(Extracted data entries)
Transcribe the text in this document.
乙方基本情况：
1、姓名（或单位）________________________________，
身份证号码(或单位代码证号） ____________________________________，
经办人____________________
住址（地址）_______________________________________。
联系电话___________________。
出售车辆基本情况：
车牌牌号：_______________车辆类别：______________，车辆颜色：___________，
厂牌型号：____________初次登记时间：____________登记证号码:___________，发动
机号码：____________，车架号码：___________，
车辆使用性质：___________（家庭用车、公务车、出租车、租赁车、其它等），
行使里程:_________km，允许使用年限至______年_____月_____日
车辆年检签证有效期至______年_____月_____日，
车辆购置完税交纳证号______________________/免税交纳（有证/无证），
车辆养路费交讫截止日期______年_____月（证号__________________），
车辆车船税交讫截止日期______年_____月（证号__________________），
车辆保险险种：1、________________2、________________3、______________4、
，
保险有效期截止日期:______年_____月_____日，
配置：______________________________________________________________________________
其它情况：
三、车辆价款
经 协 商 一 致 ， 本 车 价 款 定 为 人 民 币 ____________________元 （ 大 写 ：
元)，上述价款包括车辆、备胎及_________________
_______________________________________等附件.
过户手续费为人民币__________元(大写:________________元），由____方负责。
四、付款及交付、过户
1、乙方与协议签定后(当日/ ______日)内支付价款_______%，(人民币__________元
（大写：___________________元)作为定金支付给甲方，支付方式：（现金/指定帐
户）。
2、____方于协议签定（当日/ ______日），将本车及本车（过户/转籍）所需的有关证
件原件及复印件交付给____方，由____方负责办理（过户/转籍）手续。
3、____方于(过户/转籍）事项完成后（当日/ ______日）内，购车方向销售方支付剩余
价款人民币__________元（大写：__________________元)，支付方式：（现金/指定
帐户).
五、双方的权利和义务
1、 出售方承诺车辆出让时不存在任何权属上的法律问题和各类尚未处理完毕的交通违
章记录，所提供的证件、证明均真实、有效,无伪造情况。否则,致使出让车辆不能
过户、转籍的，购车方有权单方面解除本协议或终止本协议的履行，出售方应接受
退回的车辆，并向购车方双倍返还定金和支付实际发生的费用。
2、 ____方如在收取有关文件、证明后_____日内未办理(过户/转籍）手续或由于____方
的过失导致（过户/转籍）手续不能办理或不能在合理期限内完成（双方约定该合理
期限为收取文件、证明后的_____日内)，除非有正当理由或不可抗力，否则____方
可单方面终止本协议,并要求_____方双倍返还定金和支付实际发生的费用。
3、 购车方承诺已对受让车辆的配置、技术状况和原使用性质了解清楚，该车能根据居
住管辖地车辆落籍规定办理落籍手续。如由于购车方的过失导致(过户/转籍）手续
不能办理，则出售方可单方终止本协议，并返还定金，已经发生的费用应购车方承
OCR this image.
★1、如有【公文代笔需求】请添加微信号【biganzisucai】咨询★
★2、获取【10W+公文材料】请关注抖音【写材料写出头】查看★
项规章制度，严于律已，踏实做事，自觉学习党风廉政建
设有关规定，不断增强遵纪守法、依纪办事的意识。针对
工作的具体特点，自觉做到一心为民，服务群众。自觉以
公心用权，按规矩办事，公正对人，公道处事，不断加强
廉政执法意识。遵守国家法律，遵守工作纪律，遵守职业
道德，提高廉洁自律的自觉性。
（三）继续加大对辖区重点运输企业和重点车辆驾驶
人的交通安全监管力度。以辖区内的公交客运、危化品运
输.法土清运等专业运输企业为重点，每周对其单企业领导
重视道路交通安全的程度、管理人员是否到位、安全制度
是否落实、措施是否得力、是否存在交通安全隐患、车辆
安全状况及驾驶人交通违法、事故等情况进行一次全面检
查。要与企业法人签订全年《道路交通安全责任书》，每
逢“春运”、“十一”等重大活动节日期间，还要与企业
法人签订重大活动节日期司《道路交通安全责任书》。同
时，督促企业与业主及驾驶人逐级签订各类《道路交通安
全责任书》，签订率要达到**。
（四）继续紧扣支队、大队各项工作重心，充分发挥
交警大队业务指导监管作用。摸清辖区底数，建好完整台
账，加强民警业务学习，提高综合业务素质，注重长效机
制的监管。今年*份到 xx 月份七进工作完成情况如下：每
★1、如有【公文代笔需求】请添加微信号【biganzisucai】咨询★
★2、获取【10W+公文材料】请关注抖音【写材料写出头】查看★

--- Problem requirements ---
Give the count of lines in the listing that hold the word "道路交通安全责任书", with no other text.

--- Written solution ---
2